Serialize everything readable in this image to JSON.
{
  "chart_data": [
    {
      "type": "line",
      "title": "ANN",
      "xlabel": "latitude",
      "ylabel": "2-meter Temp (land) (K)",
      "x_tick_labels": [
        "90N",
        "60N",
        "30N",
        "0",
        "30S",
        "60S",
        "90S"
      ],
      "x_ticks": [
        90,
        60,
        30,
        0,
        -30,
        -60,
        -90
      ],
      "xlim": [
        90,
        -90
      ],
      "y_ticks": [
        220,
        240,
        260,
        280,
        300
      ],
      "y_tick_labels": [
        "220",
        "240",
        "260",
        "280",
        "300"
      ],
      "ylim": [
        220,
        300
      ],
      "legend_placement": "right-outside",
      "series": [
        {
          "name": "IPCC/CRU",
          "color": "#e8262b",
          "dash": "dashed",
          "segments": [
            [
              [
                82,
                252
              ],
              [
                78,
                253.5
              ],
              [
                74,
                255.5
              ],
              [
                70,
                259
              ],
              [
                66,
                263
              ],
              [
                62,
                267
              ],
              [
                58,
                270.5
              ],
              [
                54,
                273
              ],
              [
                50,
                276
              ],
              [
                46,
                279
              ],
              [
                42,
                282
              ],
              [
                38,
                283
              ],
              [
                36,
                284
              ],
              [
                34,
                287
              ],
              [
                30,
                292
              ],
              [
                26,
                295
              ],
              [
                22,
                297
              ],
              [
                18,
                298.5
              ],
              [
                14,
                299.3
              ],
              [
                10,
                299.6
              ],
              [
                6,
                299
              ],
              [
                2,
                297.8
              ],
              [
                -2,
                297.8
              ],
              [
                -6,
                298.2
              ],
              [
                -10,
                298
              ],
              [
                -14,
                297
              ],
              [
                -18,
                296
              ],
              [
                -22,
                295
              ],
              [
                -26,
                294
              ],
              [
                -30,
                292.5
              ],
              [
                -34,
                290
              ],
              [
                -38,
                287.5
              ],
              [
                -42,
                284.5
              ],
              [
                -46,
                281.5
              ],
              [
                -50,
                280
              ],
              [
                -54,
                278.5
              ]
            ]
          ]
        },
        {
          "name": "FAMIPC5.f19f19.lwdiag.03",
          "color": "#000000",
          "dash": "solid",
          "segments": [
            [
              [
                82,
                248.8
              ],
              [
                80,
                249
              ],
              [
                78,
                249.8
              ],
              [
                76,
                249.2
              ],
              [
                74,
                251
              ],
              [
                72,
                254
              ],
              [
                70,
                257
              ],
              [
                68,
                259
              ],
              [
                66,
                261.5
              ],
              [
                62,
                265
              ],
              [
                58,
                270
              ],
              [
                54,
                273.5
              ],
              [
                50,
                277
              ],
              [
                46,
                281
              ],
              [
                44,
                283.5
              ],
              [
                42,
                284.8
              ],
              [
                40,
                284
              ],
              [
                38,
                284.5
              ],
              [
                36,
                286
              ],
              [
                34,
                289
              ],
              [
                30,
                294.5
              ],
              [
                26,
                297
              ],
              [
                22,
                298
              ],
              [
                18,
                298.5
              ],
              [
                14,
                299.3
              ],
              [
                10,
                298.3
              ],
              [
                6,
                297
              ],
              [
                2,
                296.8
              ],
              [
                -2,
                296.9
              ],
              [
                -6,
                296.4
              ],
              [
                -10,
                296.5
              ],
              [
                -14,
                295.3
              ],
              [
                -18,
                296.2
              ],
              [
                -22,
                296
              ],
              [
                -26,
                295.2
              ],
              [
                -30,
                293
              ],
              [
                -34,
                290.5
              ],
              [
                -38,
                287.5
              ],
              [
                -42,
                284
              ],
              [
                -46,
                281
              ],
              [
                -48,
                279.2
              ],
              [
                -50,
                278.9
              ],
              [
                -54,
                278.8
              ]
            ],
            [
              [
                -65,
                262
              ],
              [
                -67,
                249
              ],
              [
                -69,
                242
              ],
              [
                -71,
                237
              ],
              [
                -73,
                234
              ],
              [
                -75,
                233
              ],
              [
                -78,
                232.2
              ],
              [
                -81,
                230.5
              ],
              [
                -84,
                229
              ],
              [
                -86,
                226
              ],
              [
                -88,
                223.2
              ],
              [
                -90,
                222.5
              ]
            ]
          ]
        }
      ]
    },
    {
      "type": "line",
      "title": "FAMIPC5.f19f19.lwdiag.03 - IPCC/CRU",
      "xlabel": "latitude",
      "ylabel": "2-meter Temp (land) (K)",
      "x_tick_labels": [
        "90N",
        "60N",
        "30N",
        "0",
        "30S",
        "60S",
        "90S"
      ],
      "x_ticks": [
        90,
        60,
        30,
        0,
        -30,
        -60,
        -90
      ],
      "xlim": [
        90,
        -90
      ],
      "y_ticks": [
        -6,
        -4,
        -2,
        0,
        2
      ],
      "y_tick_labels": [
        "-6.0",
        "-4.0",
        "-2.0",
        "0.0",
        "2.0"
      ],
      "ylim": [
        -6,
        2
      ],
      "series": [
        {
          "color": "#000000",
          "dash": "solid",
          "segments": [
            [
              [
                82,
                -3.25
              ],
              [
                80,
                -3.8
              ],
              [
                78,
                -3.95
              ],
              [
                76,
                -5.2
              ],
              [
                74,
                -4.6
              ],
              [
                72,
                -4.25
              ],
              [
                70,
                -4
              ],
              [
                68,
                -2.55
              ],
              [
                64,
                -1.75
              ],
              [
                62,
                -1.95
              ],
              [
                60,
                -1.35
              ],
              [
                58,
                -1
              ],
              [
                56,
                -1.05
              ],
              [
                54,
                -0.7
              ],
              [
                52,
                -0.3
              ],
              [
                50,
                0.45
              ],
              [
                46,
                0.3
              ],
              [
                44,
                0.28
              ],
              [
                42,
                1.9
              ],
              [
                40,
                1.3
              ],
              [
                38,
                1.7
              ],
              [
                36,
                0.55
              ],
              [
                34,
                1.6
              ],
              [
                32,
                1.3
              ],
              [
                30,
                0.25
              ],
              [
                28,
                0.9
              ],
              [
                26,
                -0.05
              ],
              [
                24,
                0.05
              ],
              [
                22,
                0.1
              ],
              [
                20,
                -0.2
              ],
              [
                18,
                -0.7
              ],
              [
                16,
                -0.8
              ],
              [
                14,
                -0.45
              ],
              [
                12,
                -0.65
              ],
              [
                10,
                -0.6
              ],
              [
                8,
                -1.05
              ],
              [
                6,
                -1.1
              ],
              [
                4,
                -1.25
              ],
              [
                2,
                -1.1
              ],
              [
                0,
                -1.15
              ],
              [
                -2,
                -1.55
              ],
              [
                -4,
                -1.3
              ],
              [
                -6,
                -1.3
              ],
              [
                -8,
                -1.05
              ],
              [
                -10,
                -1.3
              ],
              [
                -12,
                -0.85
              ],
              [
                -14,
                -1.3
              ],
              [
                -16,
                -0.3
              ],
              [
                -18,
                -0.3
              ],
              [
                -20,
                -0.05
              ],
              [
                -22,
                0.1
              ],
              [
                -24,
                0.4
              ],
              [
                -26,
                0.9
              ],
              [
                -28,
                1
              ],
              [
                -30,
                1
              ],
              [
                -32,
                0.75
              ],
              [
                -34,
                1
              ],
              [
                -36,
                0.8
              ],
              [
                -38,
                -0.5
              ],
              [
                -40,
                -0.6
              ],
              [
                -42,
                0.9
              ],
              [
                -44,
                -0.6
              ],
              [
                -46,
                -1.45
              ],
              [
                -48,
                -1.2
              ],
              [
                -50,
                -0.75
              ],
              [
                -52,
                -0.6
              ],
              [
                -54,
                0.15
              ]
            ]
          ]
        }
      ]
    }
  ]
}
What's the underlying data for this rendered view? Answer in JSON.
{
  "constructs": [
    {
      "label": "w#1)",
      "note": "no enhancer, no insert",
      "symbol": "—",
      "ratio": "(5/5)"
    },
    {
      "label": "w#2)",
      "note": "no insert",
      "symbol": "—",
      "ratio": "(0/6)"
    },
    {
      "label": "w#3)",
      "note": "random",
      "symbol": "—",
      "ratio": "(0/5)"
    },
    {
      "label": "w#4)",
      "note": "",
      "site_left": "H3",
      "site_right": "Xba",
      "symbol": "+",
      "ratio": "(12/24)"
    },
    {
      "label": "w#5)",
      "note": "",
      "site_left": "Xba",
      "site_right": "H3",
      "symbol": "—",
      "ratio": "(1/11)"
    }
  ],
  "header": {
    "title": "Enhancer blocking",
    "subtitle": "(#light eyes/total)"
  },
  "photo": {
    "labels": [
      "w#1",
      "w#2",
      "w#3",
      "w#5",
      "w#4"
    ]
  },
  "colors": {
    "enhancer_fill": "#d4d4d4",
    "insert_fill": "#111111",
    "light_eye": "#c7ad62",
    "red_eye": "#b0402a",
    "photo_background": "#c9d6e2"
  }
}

____

- [EXERCISE AIM]: Pull every line containing the word "IPCC" out of the material and copy it.

- [ANSWER TO THE EXERCISE]:
          "name": "IPCC/CRU",
      "title": "FAMIPC5.f19f19.lwdiag.03 - IPCC/CRU",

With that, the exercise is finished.